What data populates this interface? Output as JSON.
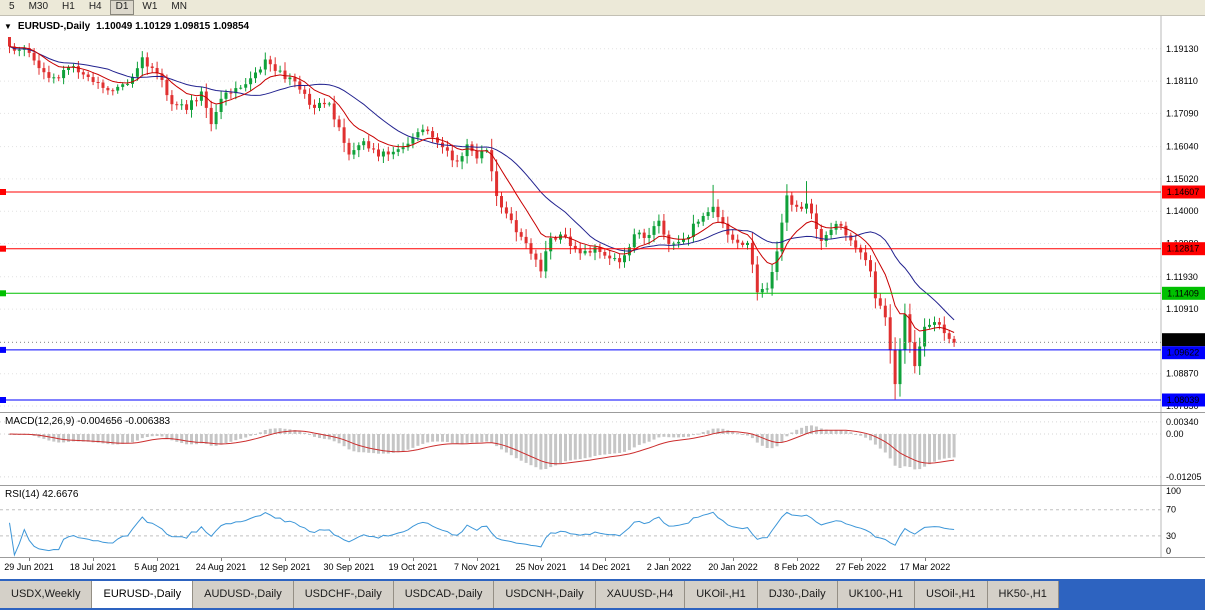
{
  "colors": {
    "bull": "#0fa13a",
    "bear": "#e03030",
    "ma_fast": "#c80000",
    "ma_slow": "#22228f",
    "macd_hist": "#c6c6c6",
    "macd_signal": "#cc2e2e",
    "rsi_line": "#3c96d8",
    "level_red": "#ff0000",
    "level_green": "#00c000",
    "level_blue": "#0000ff",
    "current_tag": "#000000"
  },
  "toolbar": {
    "timeframes": [
      {
        "label": "5",
        "active": false
      },
      {
        "label": "M30",
        "active": false
      },
      {
        "label": "H1",
        "active": false
      },
      {
        "label": "H4",
        "active": false
      },
      {
        "label": "D1",
        "active": true
      },
      {
        "label": "W1",
        "active": false
      },
      {
        "label": "MN",
        "active": false
      }
    ]
  },
  "chart": {
    "title": {
      "arrow_icon": "▼",
      "symbol": "EURUSD-,Daily",
      "ohlc": "1.10049 1.10129 1.09815 1.09854"
    },
    "price_axis_labels": [
      "1.19130",
      "1.18110",
      "1.17090",
      "1.16040",
      "1.15020",
      "1.14000",
      "1.12980",
      "1.11930",
      "1.10910",
      "1.09890",
      "1.08870",
      "1.07850"
    ],
    "date_axis_labels": [
      "29 Jun 2021",
      "18 Jul 2021",
      "5 Aug 2021",
      "24 Aug 2021",
      "12 Sep 2021",
      "30 Sep 2021",
      "19 Oct 2021",
      "7 Nov 2021",
      "25 Nov 2021",
      "14 Dec 2021",
      "2 Jan 2022",
      "20 Jan 2022",
      "8 Feb 2022",
      "27 Feb 2022",
      "17 Mar 2022"
    ],
    "current_price_tag": "1.09854",
    "macd_label": "MACD(12,26,9) -0.004656 -0.006383",
    "macd_axis_labels": [
      "0.00340",
      "0.00",
      "-0.01205"
    ],
    "rsi_label": "RSI(14) 42.6676",
    "rsi_axis_labels": [
      "100",
      "70",
      "30",
      "0"
    ]
  },
  "chart_data": {
    "type": "candlestick",
    "symbol": "EURUSD-",
    "timeframe": "Daily",
    "current_bar": {
      "open": 1.10049,
      "high": 1.10129,
      "low": 1.09815,
      "close": 1.09854
    },
    "current_price": 1.09854,
    "price_range_visible": [
      1.0772,
      1.2016
    ],
    "horizontal_levels": [
      {
        "price": 1.14607,
        "color_key": "level_red"
      },
      {
        "price": 1.12817,
        "color_key": "level_red"
      },
      {
        "price": 1.11409,
        "color_key": "level_green"
      },
      {
        "price": 1.09622,
        "color_key": "level_blue"
      },
      {
        "price": 1.08039,
        "color_key": "level_blue"
      }
    ],
    "n_candles": 193,
    "date_label_indices": [
      4,
      17,
      30,
      43,
      56,
      69,
      82,
      95,
      108,
      121,
      134,
      147,
      160,
      173,
      186
    ],
    "close_keypoints": [
      [
        0,
        1.192
      ],
      [
        4,
        1.19
      ],
      [
        6,
        1.1852
      ],
      [
        9,
        1.1823
      ],
      [
        13,
        1.1858
      ],
      [
        17,
        1.1808
      ],
      [
        20,
        1.1782
      ],
      [
        24,
        1.1802
      ],
      [
        27,
        1.1886
      ],
      [
        30,
        1.1835
      ],
      [
        33,
        1.1738
      ],
      [
        36,
        1.172
      ],
      [
        39,
        1.1778
      ],
      [
        41,
        1.1675
      ],
      [
        43,
        1.1755
      ],
      [
        47,
        1.179
      ],
      [
        50,
        1.1838
      ],
      [
        52,
        1.1879
      ],
      [
        56,
        1.1817
      ],
      [
        58,
        1.181
      ],
      [
        62,
        1.1726
      ],
      [
        65,
        1.174
      ],
      [
        69,
        1.1579
      ],
      [
        72,
        1.1621
      ],
      [
        75,
        1.1573
      ],
      [
        79,
        1.1596
      ],
      [
        82,
        1.1633
      ],
      [
        85,
        1.1653
      ],
      [
        88,
        1.1602
      ],
      [
        91,
        1.1557
      ],
      [
        93,
        1.1611
      ],
      [
        95,
        1.1567
      ],
      [
        97,
        1.1593
      ],
      [
        99,
        1.1448
      ],
      [
        102,
        1.1372
      ],
      [
        104,
        1.1319
      ],
      [
        107,
        1.1247
      ],
      [
        108,
        1.121
      ],
      [
        110,
        1.1315
      ],
      [
        113,
        1.132
      ],
      [
        116,
        1.1267
      ],
      [
        119,
        1.1286
      ],
      [
        121,
        1.126
      ],
      [
        124,
        1.1239
      ],
      [
        127,
        1.1327
      ],
      [
        130,
        1.1325
      ],
      [
        132,
        1.137
      ],
      [
        134,
        1.1297
      ],
      [
        137,
        1.1312
      ],
      [
        140,
        1.1367
      ],
      [
        143,
        1.1414
      ],
      [
        147,
        1.131
      ],
      [
        150,
        1.13
      ],
      [
        152,
        1.1144
      ],
      [
        154,
        1.1156
      ],
      [
        156,
        1.1273
      ],
      [
        158,
        1.145
      ],
      [
        160,
        1.1414
      ],
      [
        162,
        1.1424
      ],
      [
        165,
        1.1306
      ],
      [
        168,
        1.136
      ],
      [
        170,
        1.1324
      ],
      [
        173,
        1.127
      ],
      [
        175,
        1.121
      ],
      [
        176,
        1.1125
      ],
      [
        178,
        1.1065
      ],
      [
        180,
        1.0854
      ],
      [
        182,
        1.1075
      ],
      [
        184,
        1.0911
      ],
      [
        186,
        1.1035
      ],
      [
        188,
        1.105
      ],
      [
        190,
        1.1015
      ],
      [
        191,
        1.0997
      ],
      [
        192,
        1.09854
      ]
    ],
    "spikes": {
      "0": {
        "high": 1.194
      },
      "143": {
        "high": 1.1483
      },
      "162": {
        "high": 1.1495
      },
      "180": {
        "low": 1.0806
      }
    },
    "indicators": {
      "ma_fast_period": 10,
      "ma_slow_period": 21,
      "macd": {
        "fast": 12,
        "slow": 26,
        "signal": 9,
        "current_main": -0.004656,
        "current_signal": -0.006383,
        "axis_max": 0.0034,
        "axis_min": -0.01205
      },
      "rsi": {
        "period": 14,
        "current": 42.6676,
        "levels": [
          70,
          30
        ]
      }
    }
  },
  "tabs": [
    {
      "label": "USDX,Weekly",
      "active": false
    },
    {
      "label": "EURUSD-,Daily",
      "active": true
    },
    {
      "label": "AUDUSD-,Daily",
      "active": false
    },
    {
      "label": "USDCHF-,Daily",
      "active": false
    },
    {
      "label": "USDCAD-,Daily",
      "active": false
    },
    {
      "label": "USDCNH-,Daily",
      "active": false
    },
    {
      "label": "XAUUSD-,H4",
      "active": false
    },
    {
      "label": "UKOil-,H1",
      "active": false
    },
    {
      "label": "DJ30-,Daily",
      "active": false
    },
    {
      "label": "UK100-,H1",
      "active": false
    },
    {
      "label": "USOil-,H1",
      "active": false
    },
    {
      "label": "HK50-,H1",
      "active": false
    }
  ]
}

— WHAT YOU HAVE TO DO —
Drop the pictures and reproduce the rest of the entries above exactly.

— SOLUTION TO THIS TASK —
What data populates this interface? Output as JSON.
{
  "colors": {
    "bull": "#0fa13a",
    "bear": "#e03030",
    "ma_fast": "#c80000",
    "ma_slow": "#22228f",
    "macd_hist": "#c6c6c6",
    "macd_signal": "#cc2e2e",
    "rsi_line": "#3c96d8",
    "level_red": "#ff0000",
    "level_green": "#00c000",
    "level_blue": "#0000ff",
    "current_tag": "#000000"
  },
  "toolbar": {
    "timeframes": [
      {
        "label": "5",
        "active": false
      },
      {
        "label": "M30",
        "active": false
      },
      {
        "label": "H1",
        "active": false
      },
      {
        "label": "H4",
        "active": false
      },
      {
        "label": "D1",
        "active": true
      },
      {
        "label": "W1",
        "active": false
      },
      {
        "label": "MN",
        "active": false
      }
    ]
  },
  "chart": {
    "title": {
      "arrow_icon": "▼",
      "symbol": "EURUSD-,Daily",
      "ohlc": "1.10049 1.10129 1.09815 1.09854"
    },
    "price_axis_labels": [
      "1.19130",
      "1.18110",
      "1.17090",
      "1.16040",
      "1.15020",
      "1.14000",
      "1.12980",
      "1.11930",
      "1.10910",
      "1.09890",
      "1.08870",
      "1.07850"
    ],
    "date_axis_labels": [
      "29 Jun 2021",
      "18 Jul 2021",
      "5 Aug 2021",
      "24 Aug 2021",
      "12 Sep 2021",
      "30 Sep 2021",
      "19 Oct 2021",
      "7 Nov 2021",
      "25 Nov 2021",
      "14 Dec 2021",
      "2 Jan 2022",
      "20 Jan 2022",
      "8 Feb 2022",
      "27 Feb 2022",
      "17 Mar 2022"
    ],
    "current_price_tag": "1.09854",
    "macd_label": "MACD(12,26,9) -0.004656 -0.006383",
    "macd_axis_labels": [
      "0.00340",
      "0.00",
      "-0.01205"
    ],
    "rsi_label": "RSI(14) 42.6676",
    "rsi_axis_labels": [
      "100",
      "70",
      "30",
      "0"
    ]
  },
  "chart_data": {
    "type": "candlestick",
    "symbol": "EURUSD-",
    "timeframe": "Daily",
    "current_bar": {
      "open": 1.10049,
      "high": 1.10129,
      "low": 1.09815,
      "close": 1.09854
    },
    "current_price": 1.09854,
    "price_range_visible": [
      1.0772,
      1.2016
    ],
    "horizontal_levels": [
      {
        "price": 1.14607,
        "color_key": "level_red"
      },
      {
        "price": 1.12817,
        "color_key": "level_red"
      },
      {
        "price": 1.11409,
        "color_key": "level_green"
      },
      {
        "price": 1.09622,
        "color_key": "level_blue"
      },
      {
        "price": 1.08039,
        "color_key": "level_blue"
      }
    ],
    "n_candles": 193,
    "date_label_indices": [
      4,
      17,
      30,
      43,
      56,
      69,
      82,
      95,
      108,
      121,
      134,
      147,
      160,
      173,
      186
    ],
    "close_keypoints": [
      [
        0,
        1.192
      ],
      [
        4,
        1.19
      ],
      [
        6,
        1.1852
      ],
      [
        9,
        1.1823
      ],
      [
        13,
        1.1858
      ],
      [
        17,
        1.1808
      ],
      [
        20,
        1.1782
      ],
      [
        24,
        1.1802
      ],
      [
        27,
        1.1886
      ],
      [
        30,
        1.1835
      ],
      [
        33,
        1.1738
      ],
      [
        36,
        1.172
      ],
      [
        39,
        1.1778
      ],
      [
        41,
        1.1675
      ],
      [
        43,
        1.1755
      ],
      [
        47,
        1.179
      ],
      [
        50,
        1.1838
      ],
      [
        52,
        1.1879
      ],
      [
        56,
        1.1817
      ],
      [
        58,
        1.181
      ],
      [
        62,
        1.1726
      ],
      [
        65,
        1.174
      ],
      [
        69,
        1.1579
      ],
      [
        72,
        1.1621
      ],
      [
        75,
        1.1573
      ],
      [
        79,
        1.1596
      ],
      [
        82,
        1.1633
      ],
      [
        85,
        1.1653
      ],
      [
        88,
        1.1602
      ],
      [
        91,
        1.1557
      ],
      [
        93,
        1.1611
      ],
      [
        95,
        1.1567
      ],
      [
        97,
        1.1593
      ],
      [
        99,
        1.1448
      ],
      [
        102,
        1.1372
      ],
      [
        104,
        1.1319
      ],
      [
        107,
        1.1247
      ],
      [
        108,
        1.121
      ],
      [
        110,
        1.1315
      ],
      [
        113,
        1.132
      ],
      [
        116,
        1.1267
      ],
      [
        119,
        1.1286
      ],
      [
        121,
        1.126
      ],
      [
        124,
        1.1239
      ],
      [
        127,
        1.1327
      ],
      [
        130,
        1.1325
      ],
      [
        132,
        1.137
      ],
      [
        134,
        1.1297
      ],
      [
        137,
        1.1312
      ],
      [
        140,
        1.1367
      ],
      [
        143,
        1.1414
      ],
      [
        147,
        1.131
      ],
      [
        150,
        1.13
      ],
      [
        152,
        1.1144
      ],
      [
        154,
        1.1156
      ],
      [
        156,
        1.1273
      ],
      [
        158,
        1.145
      ],
      [
        160,
        1.1414
      ],
      [
        162,
        1.1424
      ],
      [
        165,
        1.1306
      ],
      [
        168,
        1.136
      ],
      [
        170,
        1.1324
      ],
      [
        173,
        1.127
      ],
      [
        175,
        1.121
      ],
      [
        176,
        1.1125
      ],
      [
        178,
        1.1065
      ],
      [
        180,
        1.0854
      ],
      [
        182,
        1.1075
      ],
      [
        184,
        1.0911
      ],
      [
        186,
        1.1035
      ],
      [
        188,
        1.105
      ],
      [
        190,
        1.1015
      ],
      [
        191,
        1.0997
      ],
      [
        192,
        1.09854
      ]
    ],
    "spikes": {
      "0": {
        "high": 1.194
      },
      "143": {
        "high": 1.1483
      },
      "162": {
        "high": 1.1495
      },
      "180": {
        "low": 1.0806
      }
    },
    "indicators": {
      "ma_fast_period": 10,
      "ma_slow_period": 21,
      "macd": {
        "fast": 12,
        "slow": 26,
        "signal": 9,
        "current_main": -0.004656,
        "current_signal": -0.006383,
        "axis_max": 0.0034,
        "axis_min": -0.01205
      },
      "rsi": {
        "period": 14,
        "current": 42.6676,
        "levels": [
          70,
          30
        ]
      }
    }
  },
  "tabs": [
    {
      "label": "USDX,Weekly",
      "active": false
    },
    {
      "label": "EURUSD-,Daily",
      "active": true
    },
    {
      "label": "AUDUSD-,Daily",
      "active": false
    },
    {
      "label": "USDCHF-,Daily",
      "active": false
    },
    {
      "label": "USDCAD-,Daily",
      "active": false
    },
    {
      "label": "USDCNH-,Daily",
      "active": false
    },
    {
      "label": "XAUUSD-,H4",
      "active": false
    },
    {
      "label": "UKOil-,H1",
      "active": false
    },
    {
      "label": "DJ30-,Daily",
      "active": false
    },
    {
      "label": "UK100-,H1",
      "active": false
    },
    {
      "label": "USOil-,H1",
      "active": false
    },
    {
      "label": "HK50-,H1",
      "active": false
    }
  ]
}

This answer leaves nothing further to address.